A block of data:
════════════════

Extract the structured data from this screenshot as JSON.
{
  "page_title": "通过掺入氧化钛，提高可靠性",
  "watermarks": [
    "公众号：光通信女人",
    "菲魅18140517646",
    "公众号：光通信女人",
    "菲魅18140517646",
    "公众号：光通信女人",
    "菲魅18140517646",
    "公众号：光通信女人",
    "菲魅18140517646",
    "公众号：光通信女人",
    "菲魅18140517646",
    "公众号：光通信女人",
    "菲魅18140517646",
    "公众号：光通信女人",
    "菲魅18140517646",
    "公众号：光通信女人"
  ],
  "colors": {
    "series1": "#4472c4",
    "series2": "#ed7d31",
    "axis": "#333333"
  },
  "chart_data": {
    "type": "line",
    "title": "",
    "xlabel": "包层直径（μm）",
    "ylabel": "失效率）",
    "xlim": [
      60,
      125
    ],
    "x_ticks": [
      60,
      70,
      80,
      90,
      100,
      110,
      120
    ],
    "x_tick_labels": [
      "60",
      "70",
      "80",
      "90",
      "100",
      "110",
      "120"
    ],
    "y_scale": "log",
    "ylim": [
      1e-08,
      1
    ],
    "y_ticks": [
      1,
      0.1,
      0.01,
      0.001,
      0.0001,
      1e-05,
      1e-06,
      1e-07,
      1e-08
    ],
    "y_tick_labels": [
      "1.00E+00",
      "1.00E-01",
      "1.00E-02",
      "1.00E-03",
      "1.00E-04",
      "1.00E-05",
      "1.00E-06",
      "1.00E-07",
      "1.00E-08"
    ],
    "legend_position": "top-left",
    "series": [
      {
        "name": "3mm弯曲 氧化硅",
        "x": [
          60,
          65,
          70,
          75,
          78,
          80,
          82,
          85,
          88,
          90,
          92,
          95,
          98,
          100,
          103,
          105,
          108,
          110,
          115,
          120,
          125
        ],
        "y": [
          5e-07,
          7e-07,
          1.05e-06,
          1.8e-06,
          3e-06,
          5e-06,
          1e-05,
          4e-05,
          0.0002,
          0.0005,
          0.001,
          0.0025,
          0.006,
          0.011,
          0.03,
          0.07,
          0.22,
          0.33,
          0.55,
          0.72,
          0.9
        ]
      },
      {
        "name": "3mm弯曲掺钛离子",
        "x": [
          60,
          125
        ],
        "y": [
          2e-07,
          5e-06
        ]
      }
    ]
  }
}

════════════════

## WHAT YOU HAVE TO DO:
Copy out the material above in its entirety. Every detail must match.

## TASK ANSWER:
Extract the structured data from this screenshot as JSON.
{
  "page_title": "通过掺入氧化钛，提高可靠性",
  "watermarks": [
    "公众号：光通信女人",
    "菲魅18140517646",
    "公众号：光通信女人",
    "菲魅18140517646",
    "公众号：光通信女人",
    "菲魅18140517646",
    "公众号：光通信女人",
    "菲魅18140517646",
    "公众号：光通信女人",
    "菲魅18140517646",
    "公众号：光通信女人",
    "菲魅18140517646",
    "公众号：光通信女人",
    "菲魅18140517646",
    "公众号：光通信女人"
  ],
  "colors": {
    "series1": "#4472c4",
    "series2": "#ed7d31",
    "axis": "#333333"
  },
  "chart_data": {
    "type": "line",
    "title": "",
    "xlabel": "包层直径（μm）",
    "ylabel": "失效率）",
    "xlim": [
      60,
      125
    ],
    "x_ticks": [
      60,
      70,
      80,
      90,
      100,
      110,
      120
    ],
    "x_tick_labels": [
      "60",
      "70",
      "80",
      "90",
      "100",
      "110",
      "120"
    ],
    "y_scale": "log",
    "ylim": [
      1e-08,
      1
    ],
    "y_ticks": [
      1,
      0.1,
      0.01,
      0.001,
      0.0001,
      1e-05,
      1e-06,
      1e-07,
      1e-08
    ],
    "y_tick_labels": [
      "1.00E+00",
      "1.00E-01",
      "1.00E-02",
      "1.00E-03",
      "1.00E-04",
      "1.00E-05",
      "1.00E-06",
      "1.00E-07",
      "1.00E-08"
    ],
    "legend_position": "top-left",
    "series": [
      {
        "name": "3mm弯曲 氧化硅",
        "x": [
          60,
          65,
          70,
          75,
          78,
          80,
          82,
          85,
          88,
          90,
          92,
          95,
          98,
          100,
          103,
          105,
          108,
          110,
          115,
          120,
          125
        ],
        "y": [
          5e-07,
          7e-07,
          1.05e-06,
          1.8e-06,
          3e-06,
          5e-06,
          1e-05,
          4e-05,
          0.0002,
          0.0005,
          0.001,
          0.0025,
          0.006,
          0.011,
          0.03,
          0.07,
          0.22,
          0.33,
          0.55,
          0.72,
          0.9
        ]
      },
      {
        "name": "3mm弯曲掺钛离子",
        "x": [
          60,
          125
        ],
        "y": [
          2e-07,
          5e-06
        ]
      }
    ]
  }
}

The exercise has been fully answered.